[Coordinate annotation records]
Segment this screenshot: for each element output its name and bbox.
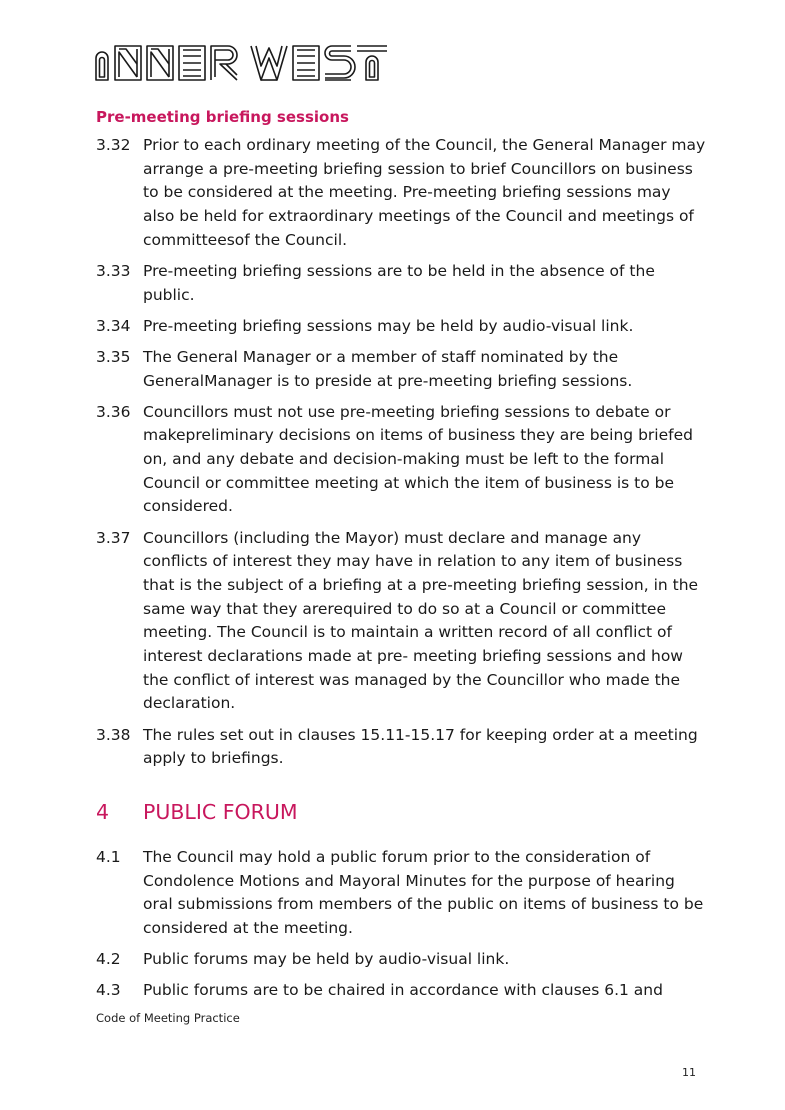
clause-number: 4.3 bbox=[96, 981, 121, 1000]
clause-number: 4.1 bbox=[96, 848, 121, 866]
clause-text: Public forums may be held by audio-visual link. bbox=[143, 950, 510, 969]
clause-4-2 bbox=[96, 948, 706, 972]
clause-text: Pre-meeting briefing sessions may be held by audio-visual link. bbox=[143, 316, 634, 335]
clause-number: 3.34 bbox=[96, 316, 131, 335]
clause-list-briefing bbox=[96, 134, 706, 778]
page-number: 11 bbox=[682, 1066, 696, 1079]
inner-west-logo-icon bbox=[94, 44, 390, 82]
clause-number: 3.35 bbox=[96, 347, 131, 366]
subheading-briefing-sessions: Pre-meeting briefing sessions bbox=[96, 108, 349, 126]
clause-4-3 bbox=[96, 979, 706, 1003]
clause-number: 3.33 bbox=[96, 261, 131, 280]
clause-3-35 bbox=[96, 346, 706, 393]
clause-list-public-forum bbox=[96, 846, 706, 1010]
clause-number: 3.32 bbox=[96, 136, 131, 154]
clause-number: 3.37 bbox=[96, 528, 131, 547]
clause-3-38 bbox=[96, 724, 706, 771]
clause-3-36 bbox=[96, 401, 706, 520]
clause-3-37 bbox=[96, 527, 706, 717]
clause-text: The rules set out in clauses 15.11-15.17 for keeping order at a meeting apply to briefings. bbox=[143, 725, 698, 768]
clause-text: Councillors (including the Mayor) must declare and manage any conflicts of interest they may have in relation to any item of business that is the subject of a briefing at a pre-meeting briefing session, in the same way that they arerequired to do so at a Council or committee meeting. The Council is to maintain a written record of all conflict of interest declarations made at pre- meeting briefing sessions and how the conflict of interest was managed by the Councillor who made the declaration. bbox=[143, 528, 699, 713]
clause-text: Public forums are to be chaired in accordance with clauses 6.1 and bbox=[143, 981, 663, 1000]
clause-3-34 bbox=[96, 315, 706, 339]
clause-number: 3.38 bbox=[96, 725, 131, 744]
clause-text: The Council may hold a public forum prior to the consideration of Condolence Motions and Mayoral Minutes for the purpose of hearing oral submissions from members of the public on items of business to be considered at the meeting. bbox=[143, 848, 704, 938]
section-number: 4 bbox=[96, 800, 110, 824]
section-title: PUBLIC FORUM bbox=[143, 800, 298, 824]
clause-4-1 bbox=[96, 846, 706, 941]
clause-text: Prior to each ordinary meeting of the Council, the General Manager may arrange a pre-meeting briefing session to brief Councillors on business to be considered at the meeting. Pre-meeting briefing sessions may also be held for extraordinary meetings of the Council and meetings of committeesof the Council. bbox=[143, 136, 706, 249]
clause-text: Councillors must not use pre-meeting briefing sessions to debate or makepreliminary decisions on items of business they are being briefed on, and any debate and decision-making must be left to the formal Council or committee meeting at which the item of business is to be considered. bbox=[143, 402, 693, 516]
clause-text: The General Manager or a member of staff nominated by the GeneralManager is to preside at pre-meeting briefing sessions. bbox=[143, 347, 633, 390]
clause-number: 4.2 bbox=[96, 950, 121, 969]
clause-text: Pre-meeting briefing sessions are to be held in the absence of the public. bbox=[143, 261, 655, 304]
clause-3-32 bbox=[96, 134, 706, 253]
footer-document-title: Code of Meeting Practice bbox=[96, 1011, 240, 1025]
clause-number: 3.36 bbox=[96, 402, 131, 421]
clause-3-33 bbox=[96, 260, 706, 307]
section-heading-public-forum bbox=[96, 800, 298, 824]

• STATED PROBLEM:
Can you return every line of the material above unchanged, leaving out the pictures?

• ANSWER TO THIS EXERCISE:
Segment this screenshot: for each element output its name and bbox.
clause-number: 4.3 bbox=[96, 981, 121, 1000]
clause-number: 4.1 bbox=[96, 848, 121, 866]
clause-text: Public forums may be held by audio-visual link. bbox=[143, 950, 510, 969]
clause-4-2 bbox=[96, 948, 706, 972]
clause-text: Pre-meeting briefing sessions may be held by audio-visual link. bbox=[143, 316, 634, 335]
clause-number: 3.34 bbox=[96, 316, 131, 335]
clause-list-briefing bbox=[96, 134, 706, 778]
page-number: 11 bbox=[682, 1066, 696, 1079]
inner-west-logo-icon bbox=[94, 44, 390, 82]
clause-number: 3.35 bbox=[96, 347, 131, 366]
subheading-briefing-sessions: Pre-meeting briefing sessions bbox=[96, 108, 349, 126]
clause-4-3 bbox=[96, 979, 706, 1003]
clause-number: 3.33 bbox=[96, 261, 131, 280]
clause-3-35 bbox=[96, 346, 706, 393]
clause-list-public-forum bbox=[96, 846, 706, 1010]
clause-number: 3.32 bbox=[96, 136, 131, 154]
clause-number: 3.37 bbox=[96, 528, 131, 547]
clause-3-38 bbox=[96, 724, 706, 771]
clause-3-36 bbox=[96, 401, 706, 520]
clause-3-37 bbox=[96, 527, 706, 717]
clause-text: The rules set out in clauses 15.11-15.17 for keeping order at a meeting apply to briefings. bbox=[143, 725, 698, 768]
clause-text: Councillors (including the Mayor) must declare and manage any conflicts of interest they may have in relation to any item of business that is the subject of a briefing at a pre-meeting briefing session, in the same way that they arerequired to do so at a Council or committee meeting. The Council is to maintain a written record of all conflict of interest declarations made at pre- meeting briefing sessions and how the conflict of interest was managed by the Councillor who made the declaration. bbox=[143, 528, 699, 713]
clause-text: Public forums are to be chaired in accordance with clauses 6.1 and bbox=[143, 981, 663, 1000]
clause-3-34 bbox=[96, 315, 706, 339]
clause-number: 3.38 bbox=[96, 725, 131, 744]
clause-text: The Council may hold a public forum prior to the consideration of Condolence Motions and Mayoral Minutes for the purpose of hearing oral submissions from members of the public on items of business to be considered at the meeting. bbox=[143, 848, 704, 938]
section-number: 4 bbox=[96, 800, 110, 824]
section-title: PUBLIC FORUM bbox=[143, 800, 298, 824]
clause-4-1 bbox=[96, 846, 706, 941]
clause-text: Prior to each ordinary meeting of the Council, the General Manager may arrange a pre-meeting briefing session to brief Councillors on business to be considered at the meeting. Pre-meeting briefing sessions may also be held for extraordinary meetings of the Council and meetings of committeesof the Council. bbox=[143, 136, 706, 249]
clause-text: Councillors must not use pre-meeting briefing sessions to debate or makepreliminary decisions on items of business they are being briefed on, and any debate and decision-making must be left to the formal Council or committee meeting at which the item of business is to be considered. bbox=[143, 402, 693, 516]
clause-text: The General Manager or a member of staff nominated by the GeneralManager is to preside at pre-meeting briefing sessions. bbox=[143, 347, 633, 390]
clause-number: 4.2 bbox=[96, 950, 121, 969]
clause-text: Pre-meeting briefing sessions are to be held in the absence of the public. bbox=[143, 261, 655, 304]
clause-3-32 bbox=[96, 134, 706, 253]
footer-document-title: Code of Meeting Practice bbox=[96, 1011, 240, 1025]
clause-number: 3.36 bbox=[96, 402, 131, 421]
clause-3-33 bbox=[96, 260, 706, 307]
section-heading-public-forum bbox=[96, 800, 298, 824]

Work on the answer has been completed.